## STATED GOAL
Write the data out again, exactly as given.

## LISTING
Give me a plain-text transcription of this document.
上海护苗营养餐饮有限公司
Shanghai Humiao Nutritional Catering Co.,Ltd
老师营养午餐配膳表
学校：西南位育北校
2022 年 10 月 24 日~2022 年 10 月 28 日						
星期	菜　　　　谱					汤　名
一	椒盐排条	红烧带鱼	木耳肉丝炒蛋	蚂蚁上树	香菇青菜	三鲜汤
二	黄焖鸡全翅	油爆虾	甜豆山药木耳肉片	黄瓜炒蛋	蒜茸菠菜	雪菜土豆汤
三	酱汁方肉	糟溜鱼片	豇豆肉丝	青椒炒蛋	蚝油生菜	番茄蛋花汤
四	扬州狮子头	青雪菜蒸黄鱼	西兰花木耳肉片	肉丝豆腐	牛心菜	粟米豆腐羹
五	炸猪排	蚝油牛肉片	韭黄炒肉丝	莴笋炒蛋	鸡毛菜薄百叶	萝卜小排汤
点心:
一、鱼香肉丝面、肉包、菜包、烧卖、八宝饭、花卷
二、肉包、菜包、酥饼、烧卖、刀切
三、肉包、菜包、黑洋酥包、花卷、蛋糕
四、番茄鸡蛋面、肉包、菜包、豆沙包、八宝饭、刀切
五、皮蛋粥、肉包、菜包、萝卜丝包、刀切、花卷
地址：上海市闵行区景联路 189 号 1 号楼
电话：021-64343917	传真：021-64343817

## TASK SOLUTION
Give me a plain-text transcription of this document.
上海护苗营养餐饮有限公司
Shanghai Humiao Nutritional Catering Co.,Ltd
老师营养午餐配膳表
学校：西南位育北校
2022 年 10 月 24 日~2022 年 10 月 28 日						
星期	菜　　　　谱					汤　名
一	椒盐排条	红烧带鱼	木耳肉丝炒蛋	蚂蚁上树	香菇青菜	三鲜汤
二	黄焖鸡全翅	油爆虾	甜豆山药木耳肉片	黄瓜炒蛋	蒜茸菠菜	雪菜土豆汤
三	酱汁方肉	糟溜鱼片	豇豆肉丝	青椒炒蛋	蚝油生菜	番茄蛋花汤
四	扬州狮子头	青雪菜蒸黄鱼	西兰花木耳肉片	肉丝豆腐	牛心菜	粟米豆腐羹
五	炸猪排	蚝油牛肉片	韭黄炒肉丝	莴笋炒蛋	鸡毛菜薄百叶	萝卜小排汤
点心:
一、鱼香肉丝面、肉包、菜包、烧卖、八宝饭、花卷
二、肉包、菜包、酥饼、烧卖、刀切
三、肉包、菜包、黑洋酥包、花卷、蛋糕
四、番茄鸡蛋面、肉包、菜包、豆沙包、八宝饭、刀切
五、皮蛋粥、肉包、菜包、萝卜丝包、刀切、花卷
地址：上海市闵行区景联路 189 号 1 号楼
电话：021-64343917	传真：021-64343817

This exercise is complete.